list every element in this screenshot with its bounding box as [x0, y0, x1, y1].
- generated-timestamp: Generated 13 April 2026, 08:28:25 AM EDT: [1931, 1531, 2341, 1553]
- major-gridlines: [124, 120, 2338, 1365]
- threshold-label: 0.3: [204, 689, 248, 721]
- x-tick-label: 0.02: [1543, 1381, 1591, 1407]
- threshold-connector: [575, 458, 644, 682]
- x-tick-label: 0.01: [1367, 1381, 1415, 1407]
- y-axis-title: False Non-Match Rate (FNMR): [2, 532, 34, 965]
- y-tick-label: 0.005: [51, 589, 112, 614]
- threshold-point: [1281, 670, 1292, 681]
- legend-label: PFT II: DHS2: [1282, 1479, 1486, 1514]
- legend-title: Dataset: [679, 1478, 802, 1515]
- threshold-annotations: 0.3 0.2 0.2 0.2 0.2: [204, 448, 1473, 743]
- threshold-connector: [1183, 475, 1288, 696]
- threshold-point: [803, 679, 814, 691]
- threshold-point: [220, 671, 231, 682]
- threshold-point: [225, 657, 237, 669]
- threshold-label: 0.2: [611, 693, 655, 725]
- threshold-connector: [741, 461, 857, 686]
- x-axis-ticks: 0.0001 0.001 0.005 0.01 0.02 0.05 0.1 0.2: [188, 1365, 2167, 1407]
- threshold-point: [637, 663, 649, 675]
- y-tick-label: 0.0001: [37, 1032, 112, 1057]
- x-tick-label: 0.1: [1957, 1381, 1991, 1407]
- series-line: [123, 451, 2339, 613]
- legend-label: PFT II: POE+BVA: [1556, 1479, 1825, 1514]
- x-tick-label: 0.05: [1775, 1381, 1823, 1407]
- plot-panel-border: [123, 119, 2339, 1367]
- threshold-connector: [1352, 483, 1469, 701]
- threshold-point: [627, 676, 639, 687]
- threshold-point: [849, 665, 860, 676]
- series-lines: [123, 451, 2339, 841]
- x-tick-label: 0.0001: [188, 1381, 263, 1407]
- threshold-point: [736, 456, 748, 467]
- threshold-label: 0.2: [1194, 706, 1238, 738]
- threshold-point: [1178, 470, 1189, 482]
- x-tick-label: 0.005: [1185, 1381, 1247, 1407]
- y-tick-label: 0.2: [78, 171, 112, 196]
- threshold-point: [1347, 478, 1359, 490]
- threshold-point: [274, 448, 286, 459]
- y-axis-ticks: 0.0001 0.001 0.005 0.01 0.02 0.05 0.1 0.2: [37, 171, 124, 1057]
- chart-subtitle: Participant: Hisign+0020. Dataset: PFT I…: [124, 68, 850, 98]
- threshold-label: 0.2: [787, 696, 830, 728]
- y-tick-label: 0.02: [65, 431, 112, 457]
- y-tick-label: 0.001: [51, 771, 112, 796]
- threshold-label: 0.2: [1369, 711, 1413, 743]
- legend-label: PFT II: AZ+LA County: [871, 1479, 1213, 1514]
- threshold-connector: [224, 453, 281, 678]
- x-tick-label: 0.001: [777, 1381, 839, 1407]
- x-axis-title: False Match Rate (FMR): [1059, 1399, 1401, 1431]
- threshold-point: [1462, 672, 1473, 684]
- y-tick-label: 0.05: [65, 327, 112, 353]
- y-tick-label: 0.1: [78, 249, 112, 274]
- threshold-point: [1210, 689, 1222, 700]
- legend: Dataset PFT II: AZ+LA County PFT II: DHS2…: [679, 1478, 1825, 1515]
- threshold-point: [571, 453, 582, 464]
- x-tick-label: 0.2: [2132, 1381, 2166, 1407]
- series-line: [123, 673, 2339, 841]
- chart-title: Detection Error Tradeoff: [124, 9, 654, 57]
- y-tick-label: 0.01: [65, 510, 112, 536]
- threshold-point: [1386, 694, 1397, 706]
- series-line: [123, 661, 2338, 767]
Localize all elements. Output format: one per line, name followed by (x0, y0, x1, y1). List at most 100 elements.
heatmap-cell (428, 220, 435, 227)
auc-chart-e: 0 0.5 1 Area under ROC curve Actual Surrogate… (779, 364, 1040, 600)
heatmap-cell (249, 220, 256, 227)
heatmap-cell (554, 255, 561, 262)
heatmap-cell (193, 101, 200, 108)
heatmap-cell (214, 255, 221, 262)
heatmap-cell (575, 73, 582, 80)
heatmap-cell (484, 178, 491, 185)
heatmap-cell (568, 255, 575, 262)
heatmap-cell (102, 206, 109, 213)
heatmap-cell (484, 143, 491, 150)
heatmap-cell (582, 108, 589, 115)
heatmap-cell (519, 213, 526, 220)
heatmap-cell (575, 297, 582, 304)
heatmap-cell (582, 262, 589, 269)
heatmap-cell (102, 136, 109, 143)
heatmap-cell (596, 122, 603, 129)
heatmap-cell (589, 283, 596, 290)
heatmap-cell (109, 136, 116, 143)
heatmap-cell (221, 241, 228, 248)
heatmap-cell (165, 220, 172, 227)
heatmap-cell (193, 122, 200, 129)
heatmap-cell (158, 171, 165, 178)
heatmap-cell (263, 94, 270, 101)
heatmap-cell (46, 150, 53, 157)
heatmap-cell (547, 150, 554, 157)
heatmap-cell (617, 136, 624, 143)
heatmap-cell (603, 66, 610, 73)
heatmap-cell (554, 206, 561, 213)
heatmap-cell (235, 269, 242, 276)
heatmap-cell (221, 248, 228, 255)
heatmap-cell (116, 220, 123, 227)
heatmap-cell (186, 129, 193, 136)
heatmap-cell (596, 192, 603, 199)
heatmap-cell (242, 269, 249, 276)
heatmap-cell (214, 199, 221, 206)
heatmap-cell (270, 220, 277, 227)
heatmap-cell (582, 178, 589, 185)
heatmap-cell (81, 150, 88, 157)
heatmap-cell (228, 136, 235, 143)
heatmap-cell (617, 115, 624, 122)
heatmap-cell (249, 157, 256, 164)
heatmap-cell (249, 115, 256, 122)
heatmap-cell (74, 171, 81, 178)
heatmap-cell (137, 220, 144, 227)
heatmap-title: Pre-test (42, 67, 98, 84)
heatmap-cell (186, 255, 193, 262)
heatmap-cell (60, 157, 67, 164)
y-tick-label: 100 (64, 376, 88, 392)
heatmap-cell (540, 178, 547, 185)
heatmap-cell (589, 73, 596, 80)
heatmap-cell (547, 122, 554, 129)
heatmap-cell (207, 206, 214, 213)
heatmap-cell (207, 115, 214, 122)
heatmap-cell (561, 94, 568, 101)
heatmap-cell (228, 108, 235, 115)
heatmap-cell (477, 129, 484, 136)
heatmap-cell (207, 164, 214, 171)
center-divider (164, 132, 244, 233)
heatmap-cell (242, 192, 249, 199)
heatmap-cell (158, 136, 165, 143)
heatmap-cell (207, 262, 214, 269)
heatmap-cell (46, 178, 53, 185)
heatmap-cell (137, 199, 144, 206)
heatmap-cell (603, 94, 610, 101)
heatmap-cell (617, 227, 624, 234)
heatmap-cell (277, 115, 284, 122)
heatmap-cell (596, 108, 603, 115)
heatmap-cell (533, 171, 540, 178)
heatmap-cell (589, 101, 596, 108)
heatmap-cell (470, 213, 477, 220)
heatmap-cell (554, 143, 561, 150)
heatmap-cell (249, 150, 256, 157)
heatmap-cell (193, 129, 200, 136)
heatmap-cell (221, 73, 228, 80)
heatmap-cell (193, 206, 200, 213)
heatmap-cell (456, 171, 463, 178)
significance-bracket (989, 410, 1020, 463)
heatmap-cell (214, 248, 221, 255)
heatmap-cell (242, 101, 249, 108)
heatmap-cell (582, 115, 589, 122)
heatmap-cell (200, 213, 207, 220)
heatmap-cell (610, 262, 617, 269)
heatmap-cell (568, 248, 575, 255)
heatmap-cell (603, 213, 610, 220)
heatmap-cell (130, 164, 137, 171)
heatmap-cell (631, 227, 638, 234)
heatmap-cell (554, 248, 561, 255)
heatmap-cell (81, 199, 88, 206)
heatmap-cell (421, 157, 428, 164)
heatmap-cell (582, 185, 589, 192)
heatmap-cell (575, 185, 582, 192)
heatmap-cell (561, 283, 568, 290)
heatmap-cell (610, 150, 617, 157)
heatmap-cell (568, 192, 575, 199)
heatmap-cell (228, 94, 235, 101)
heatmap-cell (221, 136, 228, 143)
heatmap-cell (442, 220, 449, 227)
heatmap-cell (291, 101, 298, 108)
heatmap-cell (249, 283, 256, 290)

Prompt:
Please give the lines from the start of the records through the line that contains "- threshold-point: [1281, 670, 1292, 681]", inclusive, as a numbered list, leaving out any blank lines.

Solution to the problem:
1. list every element in this screenshot with its bounding box as [x0, y0, x1, y1].
2. - generated-timestamp: Generated 13 April 2026, 08:28:25 AM EDT: [1931, 1531, 2341, 1553]
3. - major-gridlines: [124, 120, 2338, 1365]
4. - threshold-label: 0.3: [204, 689, 248, 721]
5. - x-tick-label: 0.02: [1543, 1381, 1591, 1407]
6. - threshold-connector: [575, 458, 644, 682]
7. - x-tick-label: 0.01: [1367, 1381, 1415, 1407]
8. - y-axis-title: False Non-Match Rate (FNMR): [2, 532, 34, 965]
9. - y-tick-label: 0.005: [51, 589, 112, 614]
10. - threshold-point: [1281, 670, 1292, 681]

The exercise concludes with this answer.